» WORK TO DO
Find all the lines with "title" and gather them.

» TASK MATERIAL

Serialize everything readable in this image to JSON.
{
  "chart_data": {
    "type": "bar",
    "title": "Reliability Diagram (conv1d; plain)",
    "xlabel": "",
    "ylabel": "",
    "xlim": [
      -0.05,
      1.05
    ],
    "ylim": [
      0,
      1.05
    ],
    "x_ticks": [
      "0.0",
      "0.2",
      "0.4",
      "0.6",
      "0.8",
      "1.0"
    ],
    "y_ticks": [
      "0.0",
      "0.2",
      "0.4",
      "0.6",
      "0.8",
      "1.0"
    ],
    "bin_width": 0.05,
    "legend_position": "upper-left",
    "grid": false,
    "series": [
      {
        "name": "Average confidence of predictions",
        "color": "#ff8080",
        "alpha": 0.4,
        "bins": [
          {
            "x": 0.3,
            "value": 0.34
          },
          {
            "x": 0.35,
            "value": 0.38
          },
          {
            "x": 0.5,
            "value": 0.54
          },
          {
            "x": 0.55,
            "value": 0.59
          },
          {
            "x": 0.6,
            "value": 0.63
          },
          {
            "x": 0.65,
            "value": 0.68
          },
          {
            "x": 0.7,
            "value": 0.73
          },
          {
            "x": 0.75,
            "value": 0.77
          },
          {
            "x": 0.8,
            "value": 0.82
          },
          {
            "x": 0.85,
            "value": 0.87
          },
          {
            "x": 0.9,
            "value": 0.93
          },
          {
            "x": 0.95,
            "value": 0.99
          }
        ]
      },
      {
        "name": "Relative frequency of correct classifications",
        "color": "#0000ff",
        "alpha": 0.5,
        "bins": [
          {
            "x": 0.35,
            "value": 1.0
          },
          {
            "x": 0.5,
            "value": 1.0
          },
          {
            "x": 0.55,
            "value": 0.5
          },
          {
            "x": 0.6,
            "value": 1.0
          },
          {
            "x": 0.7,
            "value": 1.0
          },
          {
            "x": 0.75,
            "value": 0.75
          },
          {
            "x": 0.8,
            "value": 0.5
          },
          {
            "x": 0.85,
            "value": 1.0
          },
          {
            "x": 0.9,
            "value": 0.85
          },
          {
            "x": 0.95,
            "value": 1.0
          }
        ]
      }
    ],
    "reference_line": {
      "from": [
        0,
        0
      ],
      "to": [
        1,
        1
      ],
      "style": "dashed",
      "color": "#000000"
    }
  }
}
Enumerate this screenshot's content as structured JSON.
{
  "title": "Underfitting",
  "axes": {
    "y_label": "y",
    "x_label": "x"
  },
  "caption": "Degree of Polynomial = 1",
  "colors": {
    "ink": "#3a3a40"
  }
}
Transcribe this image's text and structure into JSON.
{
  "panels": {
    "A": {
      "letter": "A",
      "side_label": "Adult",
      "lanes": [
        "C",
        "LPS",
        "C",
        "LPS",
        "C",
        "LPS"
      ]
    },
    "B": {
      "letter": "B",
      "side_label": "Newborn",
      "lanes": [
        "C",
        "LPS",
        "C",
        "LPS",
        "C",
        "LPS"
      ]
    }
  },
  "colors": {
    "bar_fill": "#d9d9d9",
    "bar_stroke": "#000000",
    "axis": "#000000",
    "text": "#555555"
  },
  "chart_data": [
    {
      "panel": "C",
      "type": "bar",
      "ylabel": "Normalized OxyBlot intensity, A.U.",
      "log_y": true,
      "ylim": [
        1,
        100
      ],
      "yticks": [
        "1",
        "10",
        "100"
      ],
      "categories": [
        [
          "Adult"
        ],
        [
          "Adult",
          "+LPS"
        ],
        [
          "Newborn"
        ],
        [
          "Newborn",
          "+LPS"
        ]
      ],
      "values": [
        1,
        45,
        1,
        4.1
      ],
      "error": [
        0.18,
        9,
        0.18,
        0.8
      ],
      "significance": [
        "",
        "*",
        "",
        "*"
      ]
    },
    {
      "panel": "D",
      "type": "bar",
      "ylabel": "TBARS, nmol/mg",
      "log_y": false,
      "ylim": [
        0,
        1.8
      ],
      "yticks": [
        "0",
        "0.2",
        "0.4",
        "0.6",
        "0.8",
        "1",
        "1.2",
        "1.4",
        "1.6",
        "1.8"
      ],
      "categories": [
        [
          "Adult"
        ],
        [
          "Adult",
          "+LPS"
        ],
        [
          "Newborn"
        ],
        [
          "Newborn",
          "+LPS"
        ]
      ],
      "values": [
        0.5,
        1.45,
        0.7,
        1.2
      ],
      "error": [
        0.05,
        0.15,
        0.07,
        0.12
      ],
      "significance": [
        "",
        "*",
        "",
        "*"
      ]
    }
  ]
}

» FINISHED TASK
    "title": "Reliability Diagram (conv1d; plain)",
  "title": "Underfitting",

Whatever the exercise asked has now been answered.